-- Start SUPPLIED DATA --
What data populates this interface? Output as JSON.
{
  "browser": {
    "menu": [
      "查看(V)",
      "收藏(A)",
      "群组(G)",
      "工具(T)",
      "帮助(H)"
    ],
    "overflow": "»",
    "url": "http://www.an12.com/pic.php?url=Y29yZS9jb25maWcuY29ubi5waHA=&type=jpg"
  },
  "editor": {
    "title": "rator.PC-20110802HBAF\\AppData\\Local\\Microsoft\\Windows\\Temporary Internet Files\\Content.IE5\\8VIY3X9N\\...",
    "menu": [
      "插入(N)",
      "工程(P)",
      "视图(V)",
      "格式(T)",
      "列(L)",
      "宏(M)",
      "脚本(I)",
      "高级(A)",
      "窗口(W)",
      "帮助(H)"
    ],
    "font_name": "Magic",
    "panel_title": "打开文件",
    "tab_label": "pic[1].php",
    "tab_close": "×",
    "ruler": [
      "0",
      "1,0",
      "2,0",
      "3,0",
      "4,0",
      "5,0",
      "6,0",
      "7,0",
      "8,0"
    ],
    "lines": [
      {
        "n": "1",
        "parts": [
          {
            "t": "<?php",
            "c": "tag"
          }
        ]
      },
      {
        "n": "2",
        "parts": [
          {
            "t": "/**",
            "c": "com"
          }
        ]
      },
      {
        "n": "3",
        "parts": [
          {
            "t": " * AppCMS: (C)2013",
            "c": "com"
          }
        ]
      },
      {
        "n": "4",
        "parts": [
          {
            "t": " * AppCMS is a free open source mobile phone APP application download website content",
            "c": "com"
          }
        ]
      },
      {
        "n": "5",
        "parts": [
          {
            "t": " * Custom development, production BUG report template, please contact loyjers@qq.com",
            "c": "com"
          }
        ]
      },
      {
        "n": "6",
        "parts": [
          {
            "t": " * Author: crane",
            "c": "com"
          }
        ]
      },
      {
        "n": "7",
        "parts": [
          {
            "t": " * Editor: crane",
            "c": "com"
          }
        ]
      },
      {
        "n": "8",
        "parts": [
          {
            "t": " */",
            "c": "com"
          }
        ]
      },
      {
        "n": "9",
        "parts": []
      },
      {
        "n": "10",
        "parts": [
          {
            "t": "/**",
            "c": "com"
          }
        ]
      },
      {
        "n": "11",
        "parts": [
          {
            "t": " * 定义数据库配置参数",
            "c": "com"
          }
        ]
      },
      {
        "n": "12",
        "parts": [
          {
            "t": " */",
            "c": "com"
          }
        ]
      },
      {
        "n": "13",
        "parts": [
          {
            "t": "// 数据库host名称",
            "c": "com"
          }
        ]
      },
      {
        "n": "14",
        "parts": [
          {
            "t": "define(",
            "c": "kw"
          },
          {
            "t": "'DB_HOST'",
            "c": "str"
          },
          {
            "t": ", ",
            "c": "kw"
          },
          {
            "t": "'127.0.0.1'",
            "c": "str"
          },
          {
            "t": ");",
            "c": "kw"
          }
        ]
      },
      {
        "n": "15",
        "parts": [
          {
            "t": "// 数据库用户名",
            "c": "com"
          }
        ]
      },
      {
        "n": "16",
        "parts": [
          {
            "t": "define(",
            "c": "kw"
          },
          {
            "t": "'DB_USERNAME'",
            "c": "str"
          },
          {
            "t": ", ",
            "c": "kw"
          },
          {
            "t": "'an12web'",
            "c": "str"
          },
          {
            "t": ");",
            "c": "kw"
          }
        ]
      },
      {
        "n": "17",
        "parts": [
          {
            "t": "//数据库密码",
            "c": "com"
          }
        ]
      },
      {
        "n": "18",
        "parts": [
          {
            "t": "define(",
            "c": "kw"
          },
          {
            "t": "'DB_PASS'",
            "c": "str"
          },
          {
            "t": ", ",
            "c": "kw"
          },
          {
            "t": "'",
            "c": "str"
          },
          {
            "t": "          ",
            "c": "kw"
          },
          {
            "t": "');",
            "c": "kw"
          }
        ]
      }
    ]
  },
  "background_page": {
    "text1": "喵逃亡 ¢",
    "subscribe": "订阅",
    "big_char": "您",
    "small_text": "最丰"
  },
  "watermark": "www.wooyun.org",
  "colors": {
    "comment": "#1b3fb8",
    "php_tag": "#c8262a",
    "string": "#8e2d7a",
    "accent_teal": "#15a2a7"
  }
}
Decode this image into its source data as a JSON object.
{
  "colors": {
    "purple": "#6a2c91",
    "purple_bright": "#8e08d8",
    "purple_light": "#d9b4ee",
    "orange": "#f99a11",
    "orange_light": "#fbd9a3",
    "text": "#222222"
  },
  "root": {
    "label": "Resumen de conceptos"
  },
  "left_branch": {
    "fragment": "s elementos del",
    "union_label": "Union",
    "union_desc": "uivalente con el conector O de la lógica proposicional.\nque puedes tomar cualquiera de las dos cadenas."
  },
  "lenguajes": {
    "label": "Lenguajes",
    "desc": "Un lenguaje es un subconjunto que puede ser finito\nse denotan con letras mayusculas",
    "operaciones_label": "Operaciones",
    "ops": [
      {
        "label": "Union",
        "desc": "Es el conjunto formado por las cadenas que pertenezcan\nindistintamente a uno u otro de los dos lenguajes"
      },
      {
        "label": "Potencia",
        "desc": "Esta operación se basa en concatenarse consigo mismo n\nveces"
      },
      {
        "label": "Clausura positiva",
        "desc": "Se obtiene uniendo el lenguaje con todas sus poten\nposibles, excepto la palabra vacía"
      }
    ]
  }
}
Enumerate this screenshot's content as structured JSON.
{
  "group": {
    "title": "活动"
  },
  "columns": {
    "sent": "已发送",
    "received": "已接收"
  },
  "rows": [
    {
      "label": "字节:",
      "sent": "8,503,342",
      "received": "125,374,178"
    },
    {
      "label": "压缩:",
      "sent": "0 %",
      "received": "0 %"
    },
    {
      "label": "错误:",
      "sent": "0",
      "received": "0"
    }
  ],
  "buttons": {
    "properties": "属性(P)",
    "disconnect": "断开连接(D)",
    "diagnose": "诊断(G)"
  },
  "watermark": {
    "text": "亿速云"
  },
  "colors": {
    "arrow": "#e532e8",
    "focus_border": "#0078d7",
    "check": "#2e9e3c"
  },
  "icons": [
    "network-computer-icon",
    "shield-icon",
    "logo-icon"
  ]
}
-- End SUPPLIED DATA --
REQUIRED WORK:
Show the data once more, exactly as it was written.

RESPONSE BELOW:
What data populates this interface? Output as JSON.
{
  "browser": {
    "menu": [
      "查看(V)",
      "收藏(A)",
      "群组(G)",
      "工具(T)",
      "帮助(H)"
    ],
    "overflow": "»",
    "url": "http://www.an12.com/pic.php?url=Y29yZS9jb25maWcuY29ubi5waHA=&type=jpg"
  },
  "editor": {
    "title": "rator.PC-20110802HBAF\\AppData\\Local\\Microsoft\\Windows\\Temporary Internet Files\\Content.IE5\\8VIY3X9N\\...",
    "menu": [
      "插入(N)",
      "工程(P)",
      "视图(V)",
      "格式(T)",
      "列(L)",
      "宏(M)",
      "脚本(I)",
      "高级(A)",
      "窗口(W)",
      "帮助(H)"
    ],
    "font_name": "Magic",
    "panel_title": "打开文件",
    "tab_label": "pic[1].php",
    "tab_close": "×",
    "ruler": [
      "0",
      "1,0",
      "2,0",
      "3,0",
      "4,0",
      "5,0",
      "6,0",
      "7,0",
      "8,0"
    ],
    "lines": [
      {
        "n": "1",
        "parts": [
          {
            "t": "<?php",
            "c": "tag"
          }
        ]
      },
      {
        "n": "2",
        "parts": [
          {
            "t": "/**",
            "c": "com"
          }
        ]
      },
      {
        "n": "3",
        "parts": [
          {
            "t": " * AppCMS: (C)2013",
            "c": "com"
          }
        ]
      },
      {
        "n": "4",
        "parts": [
          {
            "t": " * AppCMS is a free open source mobile phone APP application download website content",
            "c": "com"
          }
        ]
      },
      {
        "n": "5",
        "parts": [
          {
            "t": " * Custom development, production BUG report template, please contact loyjers@qq.com",
            "c": "com"
          }
        ]
      },
      {
        "n": "6",
        "parts": [
          {
            "t": " * Author: crane",
            "c": "com"
          }
        ]
      },
      {
        "n": "7",
        "parts": [
          {
            "t": " * Editor: crane",
            "c": "com"
          }
        ]
      },
      {
        "n": "8",
        "parts": [
          {
            "t": " */",
            "c": "com"
          }
        ]
      },
      {
        "n": "9",
        "parts": []
      },
      {
        "n": "10",
        "parts": [
          {
            "t": "/**",
            "c": "com"
          }
        ]
      },
      {
        "n": "11",
        "parts": [
          {
            "t": " * 定义数据库配置参数",
            "c": "com"
          }
        ]
      },
      {
        "n": "12",
        "parts": [
          {
            "t": " */",
            "c": "com"
          }
        ]
      },
      {
        "n": "13",
        "parts": [
          {
            "t": "// 数据库host名称",
            "c": "com"
          }
        ]
      },
      {
        "n": "14",
        "parts": [
          {
            "t": "define(",
            "c": "kw"
          },
          {
            "t": "'DB_HOST'",
            "c": "str"
          },
          {
            "t": ", ",
            "c": "kw"
          },
          {
            "t": "'127.0.0.1'",
            "c": "str"
          },
          {
            "t": ");",
            "c": "kw"
          }
        ]
      },
      {
        "n": "15",
        "parts": [
          {
            "t": "// 数据库用户名",
            "c": "com"
          }
        ]
      },
      {
        "n": "16",
        "parts": [
          {
            "t": "define(",
            "c": "kw"
          },
          {
            "t": "'DB_USERNAME'",
            "c": "str"
          },
          {
            "t": ", ",
            "c": "kw"
          },
          {
            "t": "'an12web'",
            "c": "str"
          },
          {
            "t": ");",
            "c": "kw"
          }
        ]
      },
      {
        "n": "17",
        "parts": [
          {
            "t": "//数据库密码",
            "c": "com"
          }
        ]
      },
      {
        "n": "18",
        "parts": [
          {
            "t": "define(",
            "c": "kw"
          },
          {
            "t": "'DB_PASS'",
            "c": "str"
          },
          {
            "t": ", ",
            "c": "kw"
          },
          {
            "t": "'",
            "c": "str"
          },
          {
            "t": "          ",
            "c": "kw"
          },
          {
            "t": "');",
            "c": "kw"
          }
        ]
      }
    ]
  },
  "background_page": {
    "text1": "喵逃亡 ¢",
    "subscribe": "订阅",
    "big_char": "您",
    "small_text": "最丰"
  },
  "watermark": "www.wooyun.org",
  "colors": {
    "comment": "#1b3fb8",
    "php_tag": "#c8262a",
    "string": "#8e2d7a",
    "accent_teal": "#15a2a7"
  }
}
Decode this image into its source data as a JSON object.
{
  "colors": {
    "purple": "#6a2c91",
    "purple_bright": "#8e08d8",
    "purple_light": "#d9b4ee",
    "orange": "#f99a11",
    "orange_light": "#fbd9a3",
    "text": "#222222"
  },
  "root": {
    "label": "Resumen de conceptos"
  },
  "left_branch": {
    "fragment": "s elementos del",
    "union_label": "Union",
    "union_desc": "uivalente con el conector O de la lógica proposicional.\nque puedes tomar cualquiera de las dos cadenas."
  },
  "lenguajes": {
    "label": "Lenguajes",
    "desc": "Un lenguaje es un subconjunto que puede ser finito\nse denotan con letras mayusculas",
    "operaciones_label": "Operaciones",
    "ops": [
      {
        "label": "Union",
        "desc": "Es el conjunto formado por las cadenas que pertenezcan\nindistintamente a uno u otro de los dos lenguajes"
      },
      {
        "label": "Potencia",
        "desc": "Esta operación se basa en concatenarse consigo mismo n\nveces"
      },
      {
        "label": "Clausura positiva",
        "desc": "Se obtiene uniendo el lenguaje con todas sus poten\nposibles, excepto la palabra vacía"
      }
    ]
  }
}
Enumerate this screenshot's content as structured JSON.
{
  "group": {
    "title": "活动"
  },
  "columns": {
    "sent": "已发送",
    "received": "已接收"
  },
  "rows": [
    {
      "label": "字节:",
      "sent": "8,503,342",
      "received": "125,374,178"
    },
    {
      "label": "压缩:",
      "sent": "0 %",
      "received": "0 %"
    },
    {
      "label": "错误:",
      "sent": "0",
      "received": "0"
    }
  ],
  "buttons": {
    "properties": "属性(P)",
    "disconnect": "断开连接(D)",
    "diagnose": "诊断(G)"
  },
  "watermark": {
    "text": "亿速云"
  },
  "colors": {
    "arrow": "#e532e8",
    "focus_border": "#0078d7",
    "check": "#2e9e3c"
  },
  "icons": [
    "network-computer-icon",
    "shield-icon",
    "logo-icon"
  ]
}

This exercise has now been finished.